start Data shown
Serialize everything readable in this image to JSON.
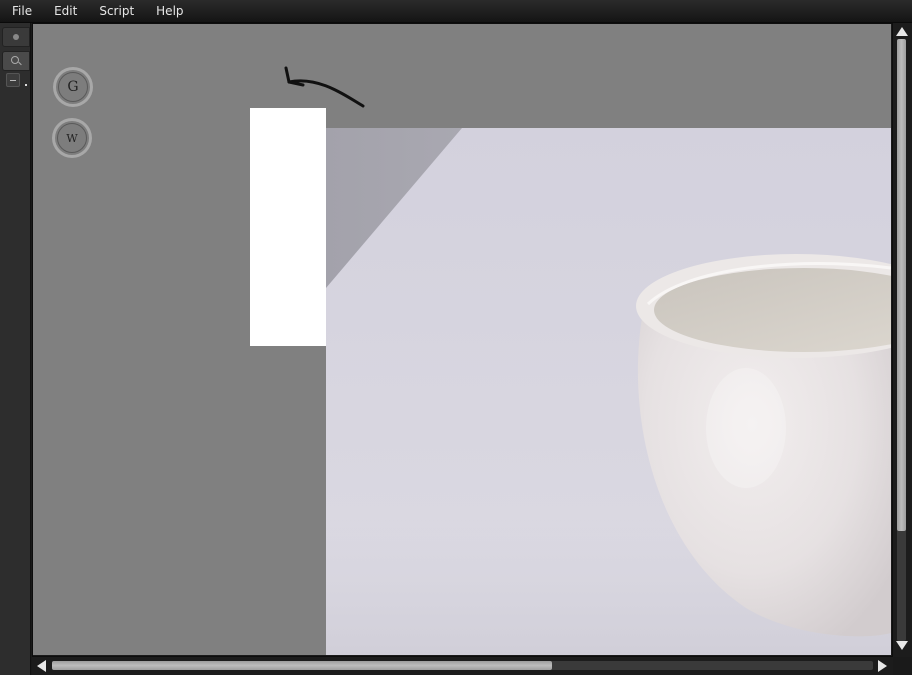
{
  "menu": {
    "file": "File",
    "edit": "Edit",
    "script": "Script",
    "help": "Help"
  },
  "tools": {
    "g_label": "G",
    "w_label": "W"
  },
  "icons": {
    "zoom": "zoom-icon",
    "annotation": "curved-arrow-icon"
  },
  "colors": {
    "canvas_bg": "#808080",
    "chrome": "#1a1a1a",
    "annotation": "#111111"
  },
  "scroll": {
    "vertical_position": 0.0,
    "horizontal_position": 0.0
  }
}
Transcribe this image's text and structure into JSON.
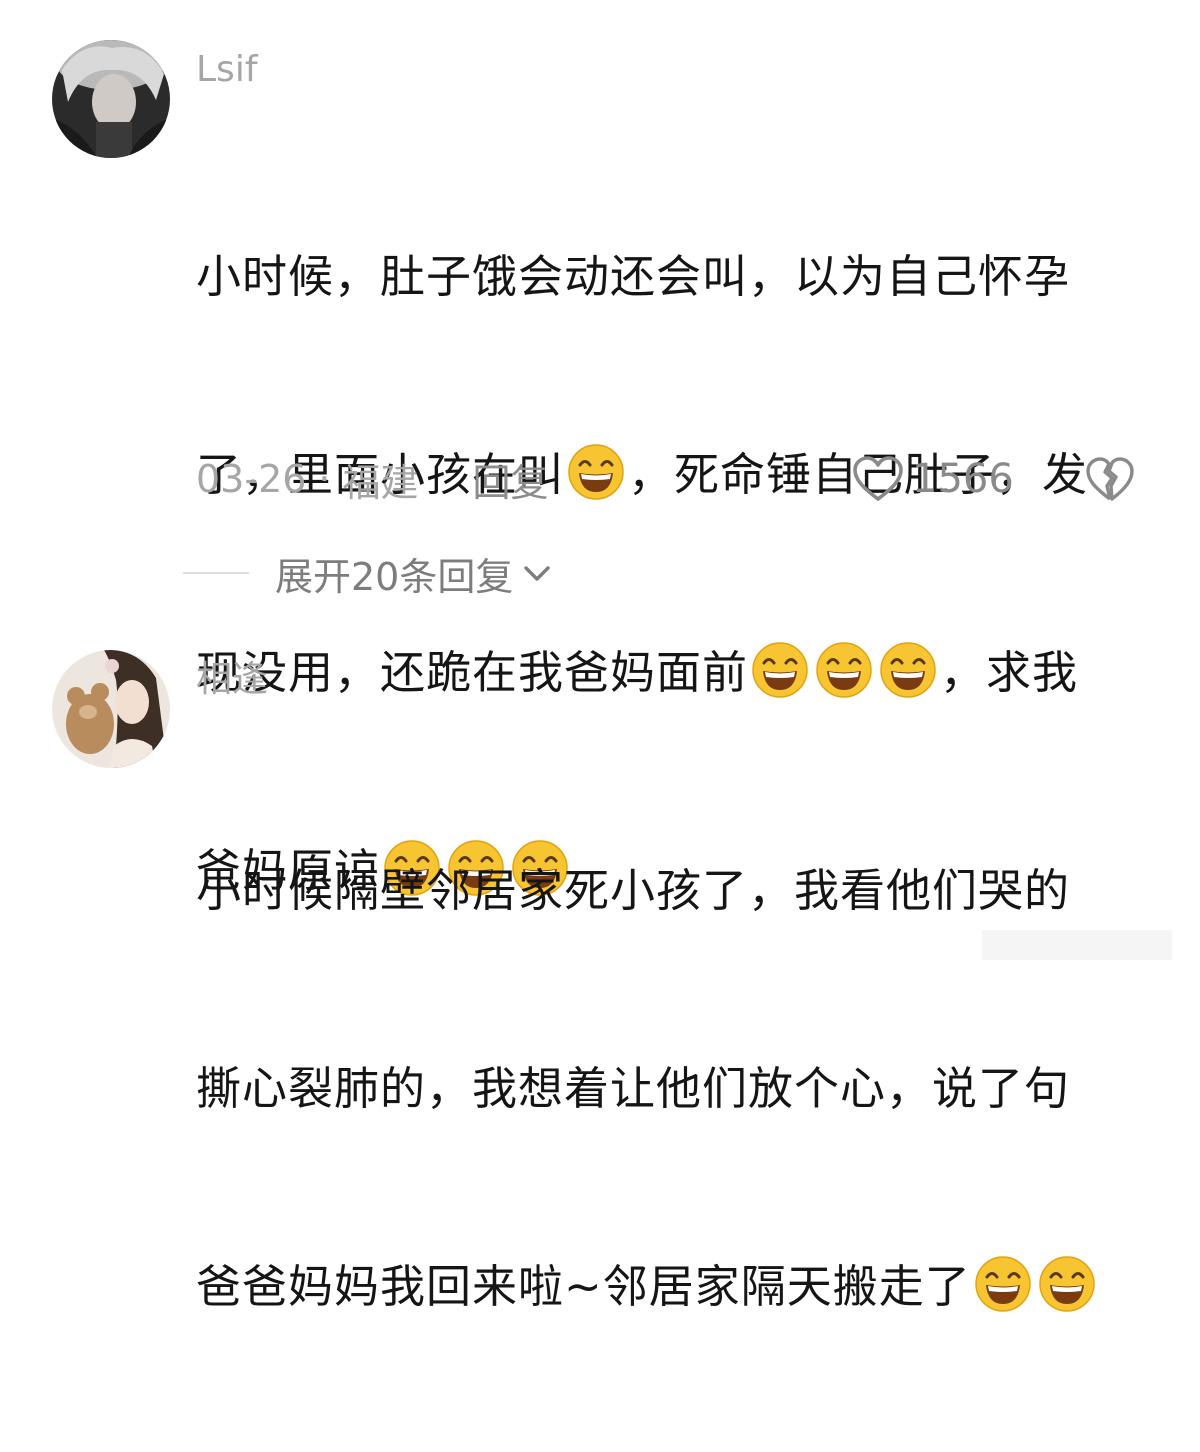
end Data shown
Task brief
Repeat the material exactly as it reads, without any of its pictures.

Complete response
Serialize everything readable in this image to JSON.
{
  "menu": {
    "file": "File",
    "edit": "Edit",
    "script": "Script",
    "help": "Help"
  },
  "tools": {
    "g_label": "G",
    "w_label": "W"
  },
  "icons": {
    "zoom": "zoom-icon",
    "annotation": "curved-arrow-icon"
  },
  "colors": {
    "canvas_bg": "#808080",
    "chrome": "#1a1a1a",
    "annotation": "#111111"
  },
  "scroll": {
    "vertical_position": 0.0,
    "horizontal_position": 0.0
  }
}
Transcribe this image's text and structure into JSON.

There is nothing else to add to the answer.